Figure record listings
★ ★ ★
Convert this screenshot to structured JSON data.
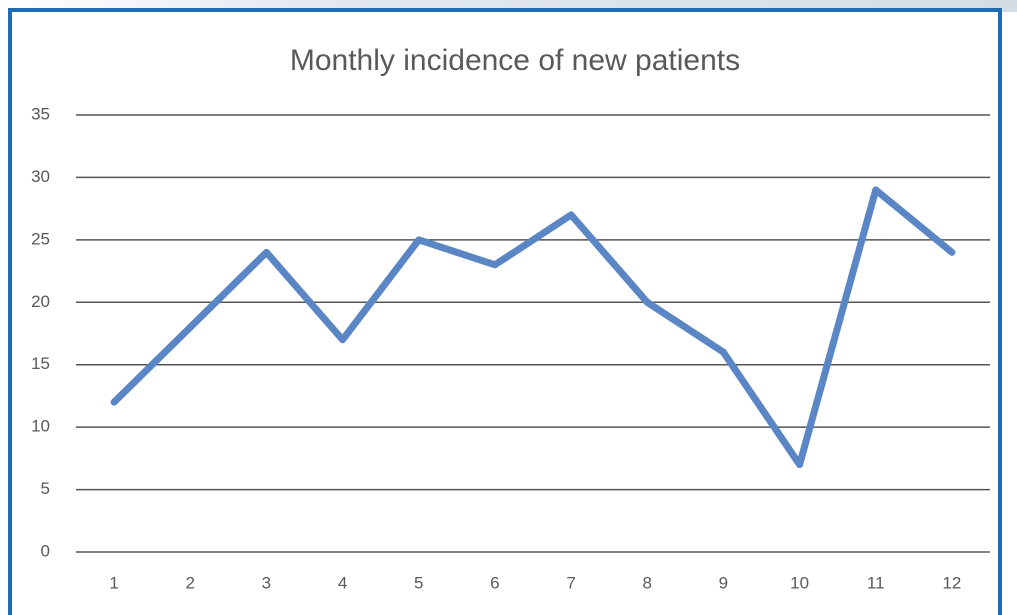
{
  "chart_data": {
    "type": "line",
    "title": "Monthly incidence of new patients",
    "categories": [
      "1",
      "2",
      "3",
      "4",
      "5",
      "6",
      "7",
      "8",
      "9",
      "10",
      "11",
      "12"
    ],
    "series": [
      {
        "name": "New patients",
        "color": "#5b86c6",
        "values": [
          12,
          18,
          24,
          17,
          25,
          23,
          27,
          20,
          16,
          7,
          29,
          24
        ]
      }
    ],
    "ylim": [
      0,
      35
    ],
    "yticks": [
      0,
      5,
      10,
      15,
      20,
      25,
      30,
      35
    ],
    "grid": true
  }
}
★ ★ ★
- **Required work**
In the entries above, find each line with "patients" and list it.

- **Answer to this problem**
    "title": "Monthly incidence of new patients",
        "name": "New patients",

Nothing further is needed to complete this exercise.